## WORK REQUIRED
Quote the passage of the article on the military's search for service members lost in past wars from "by NC Sentinel" up to and including "members per year.", word for word.

## SELECTED PASSAGE
========================================================================

Saturday, March 29, 2008

Military searches for members lost in past wars


by NC Sentinel

Medill Reports - Washington, DC, USA

Military searches for members lost in past wars
by Joyce Chang
Mar 20, 2008

WASHINGTON -- As people observe the fifth anniversary of the Iraq war this week, the American military continues a labor-intensive search for troops lost long ago in other conflicts.

“As long as the American public finds this mission necessary, we will continue searching,” said Air Force Capt. Mary Olsen, a public affairs officer for the Defense Prisoner of War/Missing Personnel office. “There is no timeline for finishing it.” Olsen said the military identifies the remains of nearly 100 service members per year.

“The goal is that we are trying to work ourselves out of a job,” said Jim Russell, chief of the missing persons branch at the Air Force Personnel Center, which updates military families on search efforts. “We are trying to account for all the unaccounted for.”

Once investigative teams pinpoint an area believed to contain human remains, the Hawaii-based Joint Prisoners of War/Missing in Action Accounting Command (JPAC) sends an excavation team led by forensic anthropologists and diggers, according to JPAC spokesman Troy Kitch.

The team divides the area into sections to keep track of the digging, Kitch said. Grid by grid, they dig until they reach soil that has not been impacted by a crash or burial, which they can tell by the characteristics of the soil. Kitch said that if the team finds remains on the outer edges of a grid, they must dig two grids out from there and keep expanding until they no longer find any more remains. This process typically takes nearly 30 to 40 days, according to Kitch.

Once the team has gathered all the remains at a site, an Army Central Identification Laboratory scientist makes a biological profile based on key characteristics such as age, race, sex, stature and fracture lines. JPAC boasts that is has the world’s largest forensic anthropology lab, with sophisticated “crime scene” level identification technology, according to Kitch.

Olsen said the condition of remains really varies and that, for example, older remains from World War II may be easier to identify and more complete than those from Vietnam, which has more acidic soil. Dental records are the primary way that remains are identified, often combined with historical evidence, Kitch said.

Kitch said that in about 75 percent of cases, the office must go a step further and use DNA testing. The Armed Forces DNA Identification Lab in Rockville, Md., extracts DNA from the bones of remains. Since the military did not routinely get DNA samples from service members until 1992, older remains are almost exclusively identified using Mitochondrial DNA.

Mitochondrial DNA is maternally inherited and, because it is not unique to families or individuals, it is used as more of an exclusionary tool for determining whether an individual is related to others.

For example, Jackie Raskin-Burns, a supervisory DNA analyst at the lab, said about 7 percent of Caucasians share the same Mitochondrial DNA profile. If Mitochondrial DNA of remains does not match the DNA of an expected maternal relative, then that person is excluded from being considered for that identification. If there is a match, the lab must consider how prevalent that particular DNA profile is in the population that they’re considering.

========================================================================

## INFORMATION
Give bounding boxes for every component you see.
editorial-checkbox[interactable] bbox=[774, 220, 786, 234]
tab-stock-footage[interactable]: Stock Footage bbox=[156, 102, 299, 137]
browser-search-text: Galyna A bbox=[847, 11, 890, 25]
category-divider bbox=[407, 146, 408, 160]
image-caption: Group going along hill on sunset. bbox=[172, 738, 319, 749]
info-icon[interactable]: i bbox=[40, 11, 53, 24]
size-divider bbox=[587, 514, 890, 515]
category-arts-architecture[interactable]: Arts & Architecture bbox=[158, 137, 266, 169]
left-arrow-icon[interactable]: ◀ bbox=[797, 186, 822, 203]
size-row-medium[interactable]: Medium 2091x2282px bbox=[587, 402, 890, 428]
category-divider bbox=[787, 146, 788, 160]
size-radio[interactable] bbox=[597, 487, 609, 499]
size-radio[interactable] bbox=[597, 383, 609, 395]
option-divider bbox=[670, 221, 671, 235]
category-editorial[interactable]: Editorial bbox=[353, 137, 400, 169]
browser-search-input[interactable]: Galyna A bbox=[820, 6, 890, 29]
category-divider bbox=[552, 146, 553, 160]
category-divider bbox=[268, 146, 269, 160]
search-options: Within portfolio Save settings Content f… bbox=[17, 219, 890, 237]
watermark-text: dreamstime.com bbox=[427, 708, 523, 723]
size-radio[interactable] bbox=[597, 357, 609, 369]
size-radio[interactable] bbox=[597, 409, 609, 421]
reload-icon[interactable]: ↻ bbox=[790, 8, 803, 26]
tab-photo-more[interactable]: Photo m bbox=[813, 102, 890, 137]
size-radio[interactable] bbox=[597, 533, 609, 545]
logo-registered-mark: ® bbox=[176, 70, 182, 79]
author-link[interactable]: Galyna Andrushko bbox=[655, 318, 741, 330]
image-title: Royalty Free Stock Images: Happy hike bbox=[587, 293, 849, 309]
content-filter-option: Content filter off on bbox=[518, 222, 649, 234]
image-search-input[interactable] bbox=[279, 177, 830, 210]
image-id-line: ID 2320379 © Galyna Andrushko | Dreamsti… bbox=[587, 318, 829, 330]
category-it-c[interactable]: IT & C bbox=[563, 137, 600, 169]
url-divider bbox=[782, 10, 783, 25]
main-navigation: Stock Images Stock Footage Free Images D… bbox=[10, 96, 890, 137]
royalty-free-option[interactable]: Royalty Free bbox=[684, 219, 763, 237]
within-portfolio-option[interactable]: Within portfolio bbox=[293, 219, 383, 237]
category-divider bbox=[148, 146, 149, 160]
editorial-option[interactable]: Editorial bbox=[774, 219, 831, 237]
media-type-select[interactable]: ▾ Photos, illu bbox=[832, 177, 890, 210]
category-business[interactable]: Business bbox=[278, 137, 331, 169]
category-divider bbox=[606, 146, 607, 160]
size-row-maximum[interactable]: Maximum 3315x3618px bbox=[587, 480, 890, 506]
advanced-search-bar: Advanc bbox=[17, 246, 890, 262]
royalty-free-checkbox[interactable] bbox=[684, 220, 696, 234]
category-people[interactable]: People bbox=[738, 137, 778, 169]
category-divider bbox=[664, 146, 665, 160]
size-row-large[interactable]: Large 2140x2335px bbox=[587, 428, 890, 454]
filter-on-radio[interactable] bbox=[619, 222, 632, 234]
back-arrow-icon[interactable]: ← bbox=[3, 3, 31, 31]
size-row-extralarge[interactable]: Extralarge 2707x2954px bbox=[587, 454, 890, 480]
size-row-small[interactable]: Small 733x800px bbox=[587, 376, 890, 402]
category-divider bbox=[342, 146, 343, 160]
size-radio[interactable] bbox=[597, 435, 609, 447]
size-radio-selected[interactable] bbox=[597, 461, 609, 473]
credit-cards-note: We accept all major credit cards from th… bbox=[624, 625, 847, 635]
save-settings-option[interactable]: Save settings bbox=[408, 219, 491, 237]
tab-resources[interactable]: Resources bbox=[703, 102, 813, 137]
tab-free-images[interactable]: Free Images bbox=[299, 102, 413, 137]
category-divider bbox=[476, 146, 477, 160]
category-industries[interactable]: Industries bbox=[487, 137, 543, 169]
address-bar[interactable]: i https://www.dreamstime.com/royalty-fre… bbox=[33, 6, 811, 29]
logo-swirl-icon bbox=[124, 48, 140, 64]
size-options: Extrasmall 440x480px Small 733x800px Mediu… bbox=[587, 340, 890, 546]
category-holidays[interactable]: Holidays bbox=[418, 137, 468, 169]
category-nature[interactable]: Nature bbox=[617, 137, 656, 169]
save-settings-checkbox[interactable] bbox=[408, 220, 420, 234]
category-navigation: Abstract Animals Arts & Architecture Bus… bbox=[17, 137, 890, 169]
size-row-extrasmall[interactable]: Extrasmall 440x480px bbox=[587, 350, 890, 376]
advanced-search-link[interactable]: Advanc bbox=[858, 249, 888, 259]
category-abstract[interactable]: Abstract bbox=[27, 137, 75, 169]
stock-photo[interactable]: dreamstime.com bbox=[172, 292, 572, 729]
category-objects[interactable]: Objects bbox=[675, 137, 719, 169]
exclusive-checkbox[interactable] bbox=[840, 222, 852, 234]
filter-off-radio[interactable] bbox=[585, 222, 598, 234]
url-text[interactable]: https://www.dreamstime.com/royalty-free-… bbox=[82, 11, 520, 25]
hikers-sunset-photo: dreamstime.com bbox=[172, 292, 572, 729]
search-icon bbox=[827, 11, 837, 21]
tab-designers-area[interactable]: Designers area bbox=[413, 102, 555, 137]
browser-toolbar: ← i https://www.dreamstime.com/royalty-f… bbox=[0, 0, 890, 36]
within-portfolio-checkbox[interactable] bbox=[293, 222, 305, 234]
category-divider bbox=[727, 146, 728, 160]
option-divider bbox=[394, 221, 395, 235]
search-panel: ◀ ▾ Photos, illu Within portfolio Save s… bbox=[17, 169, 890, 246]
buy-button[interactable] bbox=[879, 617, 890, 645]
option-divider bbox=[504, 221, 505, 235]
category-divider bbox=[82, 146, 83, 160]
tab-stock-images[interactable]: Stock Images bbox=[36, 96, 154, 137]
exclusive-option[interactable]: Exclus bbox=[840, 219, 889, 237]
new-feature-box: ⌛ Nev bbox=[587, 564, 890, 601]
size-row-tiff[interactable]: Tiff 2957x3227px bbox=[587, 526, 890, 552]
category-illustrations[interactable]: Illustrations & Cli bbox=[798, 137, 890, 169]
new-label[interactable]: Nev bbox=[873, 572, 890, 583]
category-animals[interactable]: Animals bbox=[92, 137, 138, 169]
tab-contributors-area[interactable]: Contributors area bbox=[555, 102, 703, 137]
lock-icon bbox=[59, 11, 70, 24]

========================================================================

## EXERCISE OUTPUT
by NC Sentinel

Medill Reports - Washington, DC, USA

Military searches for members lost in past wars
by Joyce Chang
Mar 20, 2008

WASHINGTON -- As people observe the fifth anniversary of the Iraq war this week, the American military continues a labor-intensive search for troops lost long ago in other conflicts.

“As long as the American public finds this mission necessary, we will continue searching,” said Air Force Capt. Mary Olsen, a public affairs officer for the Defense Prisoner of War/Missing Personnel office. “There is no timeline for finishing it.” Olsen said the military identifies the remains of nearly 100 service members per year.